**EXERCISE PROMPT:** All of the material below is to be repeated exactly.

Extracted records
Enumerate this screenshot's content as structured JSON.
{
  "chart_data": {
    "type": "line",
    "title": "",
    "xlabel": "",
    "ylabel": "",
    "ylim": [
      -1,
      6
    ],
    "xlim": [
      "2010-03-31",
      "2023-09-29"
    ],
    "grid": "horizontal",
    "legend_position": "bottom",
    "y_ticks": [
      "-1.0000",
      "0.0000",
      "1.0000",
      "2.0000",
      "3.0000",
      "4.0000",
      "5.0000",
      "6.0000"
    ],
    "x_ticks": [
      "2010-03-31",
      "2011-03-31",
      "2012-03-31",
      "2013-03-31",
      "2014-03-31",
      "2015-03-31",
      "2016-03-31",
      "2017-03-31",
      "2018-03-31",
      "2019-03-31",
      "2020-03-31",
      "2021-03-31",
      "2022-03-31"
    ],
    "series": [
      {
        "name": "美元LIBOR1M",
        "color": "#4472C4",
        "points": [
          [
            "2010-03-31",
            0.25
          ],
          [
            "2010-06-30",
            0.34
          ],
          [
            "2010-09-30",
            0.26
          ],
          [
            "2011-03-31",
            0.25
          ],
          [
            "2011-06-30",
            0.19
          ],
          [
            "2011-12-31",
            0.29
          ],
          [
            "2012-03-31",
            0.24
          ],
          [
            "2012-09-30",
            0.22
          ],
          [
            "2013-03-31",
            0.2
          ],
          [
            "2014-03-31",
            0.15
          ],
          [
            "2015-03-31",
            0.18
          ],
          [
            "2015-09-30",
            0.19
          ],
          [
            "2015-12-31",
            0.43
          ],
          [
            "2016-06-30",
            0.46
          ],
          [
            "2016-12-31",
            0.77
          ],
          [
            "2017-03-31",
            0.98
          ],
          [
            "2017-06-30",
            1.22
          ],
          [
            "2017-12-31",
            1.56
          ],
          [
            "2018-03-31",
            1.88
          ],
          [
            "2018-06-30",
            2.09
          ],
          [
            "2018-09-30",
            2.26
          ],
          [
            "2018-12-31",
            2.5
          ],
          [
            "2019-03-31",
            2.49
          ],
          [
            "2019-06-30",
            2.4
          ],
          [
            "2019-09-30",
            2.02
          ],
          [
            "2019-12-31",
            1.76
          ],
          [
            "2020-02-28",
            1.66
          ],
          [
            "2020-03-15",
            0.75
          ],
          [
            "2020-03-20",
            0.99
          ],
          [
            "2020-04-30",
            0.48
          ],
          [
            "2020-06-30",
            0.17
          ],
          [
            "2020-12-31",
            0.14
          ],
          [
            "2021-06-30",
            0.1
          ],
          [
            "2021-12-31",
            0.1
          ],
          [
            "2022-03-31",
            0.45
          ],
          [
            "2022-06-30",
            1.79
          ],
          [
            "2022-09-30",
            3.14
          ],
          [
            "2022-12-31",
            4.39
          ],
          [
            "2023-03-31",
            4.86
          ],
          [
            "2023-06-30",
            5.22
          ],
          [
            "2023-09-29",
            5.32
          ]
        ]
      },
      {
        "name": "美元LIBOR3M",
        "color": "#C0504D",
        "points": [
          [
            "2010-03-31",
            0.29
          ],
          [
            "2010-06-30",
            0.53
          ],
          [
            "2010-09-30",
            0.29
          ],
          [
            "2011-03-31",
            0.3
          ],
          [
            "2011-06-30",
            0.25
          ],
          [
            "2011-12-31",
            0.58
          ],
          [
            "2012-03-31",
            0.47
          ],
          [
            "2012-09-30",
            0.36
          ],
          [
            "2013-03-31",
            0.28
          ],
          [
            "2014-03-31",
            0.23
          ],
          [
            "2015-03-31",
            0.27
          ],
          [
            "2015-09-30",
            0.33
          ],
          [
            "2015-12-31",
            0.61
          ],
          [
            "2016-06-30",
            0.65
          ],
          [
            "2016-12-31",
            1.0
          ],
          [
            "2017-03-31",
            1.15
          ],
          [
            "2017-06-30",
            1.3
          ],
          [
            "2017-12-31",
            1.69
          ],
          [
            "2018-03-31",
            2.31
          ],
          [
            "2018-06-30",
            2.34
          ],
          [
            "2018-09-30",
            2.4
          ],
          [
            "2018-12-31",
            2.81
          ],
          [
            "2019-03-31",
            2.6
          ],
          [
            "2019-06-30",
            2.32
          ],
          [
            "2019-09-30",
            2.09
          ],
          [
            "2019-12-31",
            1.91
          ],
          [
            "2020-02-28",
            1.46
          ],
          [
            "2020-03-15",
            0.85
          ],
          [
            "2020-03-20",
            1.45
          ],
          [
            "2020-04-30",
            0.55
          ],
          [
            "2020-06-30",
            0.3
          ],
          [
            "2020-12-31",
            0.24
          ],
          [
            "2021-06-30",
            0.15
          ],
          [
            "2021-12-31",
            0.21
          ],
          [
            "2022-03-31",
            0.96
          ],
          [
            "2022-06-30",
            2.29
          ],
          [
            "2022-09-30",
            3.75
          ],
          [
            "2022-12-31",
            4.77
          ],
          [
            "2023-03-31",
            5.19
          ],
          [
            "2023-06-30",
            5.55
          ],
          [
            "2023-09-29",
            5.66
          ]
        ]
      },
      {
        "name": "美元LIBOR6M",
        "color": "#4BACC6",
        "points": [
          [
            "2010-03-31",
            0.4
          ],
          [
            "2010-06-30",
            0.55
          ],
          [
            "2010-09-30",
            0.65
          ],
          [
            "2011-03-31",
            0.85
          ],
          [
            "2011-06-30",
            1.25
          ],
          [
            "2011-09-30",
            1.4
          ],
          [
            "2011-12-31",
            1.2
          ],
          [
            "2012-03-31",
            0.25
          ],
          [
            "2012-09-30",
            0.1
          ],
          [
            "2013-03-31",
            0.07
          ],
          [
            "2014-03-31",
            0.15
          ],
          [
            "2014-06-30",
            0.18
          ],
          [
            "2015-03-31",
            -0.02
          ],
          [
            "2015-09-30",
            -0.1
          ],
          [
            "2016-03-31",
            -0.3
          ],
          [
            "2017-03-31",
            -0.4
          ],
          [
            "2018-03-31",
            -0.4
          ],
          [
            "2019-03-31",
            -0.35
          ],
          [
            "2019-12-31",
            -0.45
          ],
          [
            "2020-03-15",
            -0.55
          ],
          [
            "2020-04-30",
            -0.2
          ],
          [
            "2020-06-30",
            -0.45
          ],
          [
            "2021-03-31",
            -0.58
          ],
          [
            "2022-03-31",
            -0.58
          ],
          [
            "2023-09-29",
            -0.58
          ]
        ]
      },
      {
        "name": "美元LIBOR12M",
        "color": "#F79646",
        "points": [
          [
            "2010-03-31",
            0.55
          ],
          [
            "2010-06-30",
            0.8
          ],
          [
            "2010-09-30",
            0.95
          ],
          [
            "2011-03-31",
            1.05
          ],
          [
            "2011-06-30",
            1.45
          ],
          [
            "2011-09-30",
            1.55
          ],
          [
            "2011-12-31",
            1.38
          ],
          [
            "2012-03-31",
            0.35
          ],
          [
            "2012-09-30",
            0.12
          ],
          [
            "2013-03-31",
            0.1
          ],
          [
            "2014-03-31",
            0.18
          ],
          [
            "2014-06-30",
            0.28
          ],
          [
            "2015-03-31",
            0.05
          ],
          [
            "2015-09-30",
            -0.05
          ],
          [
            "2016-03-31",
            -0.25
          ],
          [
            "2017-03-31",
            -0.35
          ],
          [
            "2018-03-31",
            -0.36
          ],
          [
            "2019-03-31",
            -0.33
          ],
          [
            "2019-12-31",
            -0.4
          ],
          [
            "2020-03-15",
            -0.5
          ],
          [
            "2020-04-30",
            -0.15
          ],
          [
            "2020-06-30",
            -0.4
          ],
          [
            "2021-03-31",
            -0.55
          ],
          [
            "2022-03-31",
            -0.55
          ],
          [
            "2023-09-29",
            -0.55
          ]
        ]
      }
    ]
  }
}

**WRITTEN SOLUTION:**
Enumerate this screenshot's content as structured JSON.
{
  "chart_data": {
    "type": "line",
    "title": "",
    "xlabel": "",
    "ylabel": "",
    "ylim": [
      -1,
      6
    ],
    "xlim": [
      "2010-03-31",
      "2023-09-29"
    ],
    "grid": "horizontal",
    "legend_position": "bottom",
    "y_ticks": [
      "-1.0000",
      "0.0000",
      "1.0000",
      "2.0000",
      "3.0000",
      "4.0000",
      "5.0000",
      "6.0000"
    ],
    "x_ticks": [
      "2010-03-31",
      "2011-03-31",
      "2012-03-31",
      "2013-03-31",
      "2014-03-31",
      "2015-03-31",
      "2016-03-31",
      "2017-03-31",
      "2018-03-31",
      "2019-03-31",
      "2020-03-31",
      "2021-03-31",
      "2022-03-31"
    ],
    "series": [
      {
        "name": "美元LIBOR1M",
        "color": "#4472C4",
        "points": [
          [
            "2010-03-31",
            0.25
          ],
          [
            "2010-06-30",
            0.34
          ],
          [
            "2010-09-30",
            0.26
          ],
          [
            "2011-03-31",
            0.25
          ],
          [
            "2011-06-30",
            0.19
          ],
          [
            "2011-12-31",
            0.29
          ],
          [
            "2012-03-31",
            0.24
          ],
          [
            "2012-09-30",
            0.22
          ],
          [
            "2013-03-31",
            0.2
          ],
          [
            "2014-03-31",
            0.15
          ],
          [
            "2015-03-31",
            0.18
          ],
          [
            "2015-09-30",
            0.19
          ],
          [
            "2015-12-31",
            0.43
          ],
          [
            "2016-06-30",
            0.46
          ],
          [
            "2016-12-31",
            0.77
          ],
          [
            "2017-03-31",
            0.98
          ],
          [
            "2017-06-30",
            1.22
          ],
          [
            "2017-12-31",
            1.56
          ],
          [
            "2018-03-31",
            1.88
          ],
          [
            "2018-06-30",
            2.09
          ],
          [
            "2018-09-30",
            2.26
          ],
          [
            "2018-12-31",
            2.5
          ],
          [
            "2019-03-31",
            2.49
          ],
          [
            "2019-06-30",
            2.4
          ],
          [
            "2019-09-30",
            2.02
          ],
          [
            "2019-12-31",
            1.76
          ],
          [
            "2020-02-28",
            1.66
          ],
          [
            "2020-03-15",
            0.75
          ],
          [
            "2020-03-20",
            0.99
          ],
          [
            "2020-04-30",
            0.48
          ],
          [
            "2020-06-30",
            0.17
          ],
          [
            "2020-12-31",
            0.14
          ],
          [
            "2021-06-30",
            0.1
          ],
          [
            "2021-12-31",
            0.1
          ],
          [
            "2022-03-31",
            0.45
          ],
          [
            "2022-06-30",
            1.79
          ],
          [
            "2022-09-30",
            3.14
          ],
          [
            "2022-12-31",
            4.39
          ],
          [
            "2023-03-31",
            4.86
          ],
          [
            "2023-06-30",
            5.22
          ],
          [
            "2023-09-29",
            5.32
          ]
        ]
      },
      {
        "name": "美元LIBOR3M",
        "color": "#C0504D",
        "points": [
          [
            "2010-03-31",
            0.29
          ],
          [
            "2010-06-30",
            0.53
          ],
          [
            "2010-09-30",
            0.29
          ],
          [
            "2011-03-31",
            0.3
          ],
          [
            "2011-06-30",
            0.25
          ],
          [
            "2011-12-31",
            0.58
          ],
          [
            "2012-03-31",
            0.47
          ],
          [
            "2012-09-30",
            0.36
          ],
          [
            "2013-03-31",
            0.28
          ],
          [
            "2014-03-31",
            0.23
          ],
          [
            "2015-03-31",
            0.27
          ],
          [
            "2015-09-30",
            0.33
          ],
          [
            "2015-12-31",
            0.61
          ],
          [
            "2016-06-30",
            0.65
          ],
          [
            "2016-12-31",
            1.0
          ],
          [
            "2017-03-31",
            1.15
          ],
          [
            "2017-06-30",
            1.3
          ],
          [
            "2017-12-31",
            1.69
          ],
          [
            "2018-03-31",
            2.31
          ],
          [
            "2018-06-30",
            2.34
          ],
          [
            "2018-09-30",
            2.4
          ],
          [
            "2018-12-31",
            2.81
          ],
          [
            "2019-03-31",
            2.6
          ],
          [
            "2019-06-30",
            2.32
          ],
          [
            "2019-09-30",
            2.09
          ],
          [
            "2019-12-31",
            1.91
          ],
          [
            "2020-02-28",
            1.46
          ],
          [
            "2020-03-15",
            0.85
          ],
          [
            "2020-03-20",
            1.45
          ],
          [
            "2020-04-30",
            0.55
          ],
          [
            "2020-06-30",
            0.3
          ],
          [
            "2020-12-31",
            0.24
          ],
          [
            "2021-06-30",
            0.15
          ],
          [
            "2021-12-31",
            0.21
          ],
          [
            "2022-03-31",
            0.96
          ],
          [
            "2022-06-30",
            2.29
          ],
          [
            "2022-09-30",
            3.75
          ],
          [
            "2022-12-31",
            4.77
          ],
          [
            "2023-03-31",
            5.19
          ],
          [
            "2023-06-30",
            5.55
          ],
          [
            "2023-09-29",
            5.66
          ]
        ]
      },
      {
        "name": "美元LIBOR6M",
        "color": "#4BACC6",
        "points": [
          [
            "2010-03-31",
            0.4
          ],
          [
            "2010-06-30",
            0.55
          ],
          [
            "2010-09-30",
            0.65
          ],
          [
            "2011-03-31",
            0.85
          ],
          [
            "2011-06-30",
            1.25
          ],
          [
            "2011-09-30",
            1.4
          ],
          [
            "2011-12-31",
            1.2
          ],
          [
            "2012-03-31",
            0.25
          ],
          [
            "2012-09-30",
            0.1
          ],
          [
            "2013-03-31",
            0.07
          ],
          [
            "2014-03-31",
            0.15
          ],
          [
            "2014-06-30",
            0.18
          ],
          [
            "2015-03-31",
            -0.02
          ],
          [
            "2015-09-30",
            -0.1
          ],
          [
            "2016-03-31",
            -0.3
          ],
          [
            "2017-03-31",
            -0.4
          ],
          [
            "2018-03-31",
            -0.4
          ],
          [
            "2019-03-31",
            -0.35
          ],
          [
            "2019-12-31",
            -0.45
          ],
          [
            "2020-03-15",
            -0.55
          ],
          [
            "2020-04-30",
            -0.2
          ],
          [
            "2020-06-30",
            -0.45
          ],
          [
            "2021-03-31",
            -0.58
          ],
          [
            "2022-03-31",
            -0.58
          ],
          [
            "2023-09-29",
            -0.58
          ]
        ]
      },
      {
        "name": "美元LIBOR12M",
        "color": "#F79646",
        "points": [
          [
            "2010-03-31",
            0.55
          ],
          [
            "2010-06-30",
            0.8
          ],
          [
            "2010-09-30",
            0.95
          ],
          [
            "2011-03-31",
            1.05
          ],
          [
            "2011-06-30",
            1.45
          ],
          [
            "2011-09-30",
            1.55
          ],
          [
            "2011-12-31",
            1.38
          ],
          [
            "2012-03-31",
            0.35
          ],
          [
            "2012-09-30",
            0.12
          ],
          [
            "2013-03-31",
            0.1
          ],
          [
            "2014-03-31",
            0.18
          ],
          [
            "2014-06-30",
            0.28
          ],
          [
            "2015-03-31",
            0.05
          ],
          [
            "2015-09-30",
            -0.05
          ],
          [
            "2016-03-31",
            -0.25
          ],
          [
            "2017-03-31",
            -0.35
          ],
          [
            "2018-03-31",
            -0.36
          ],
          [
            "2019-03-31",
            -0.33
          ],
          [
            "2019-12-31",
            -0.4
          ],
          [
            "2020-03-15",
            -0.5
          ],
          [
            "2020-04-30",
            -0.15
          ],
          [
            "2020-06-30",
            -0.4
          ],
          [
            "2021-03-31",
            -0.55
          ],
          [
            "2022-03-31",
            -0.55
          ],
          [
            "2023-09-29",
            -0.55
          ]
        ]
      }
    ]
  }
}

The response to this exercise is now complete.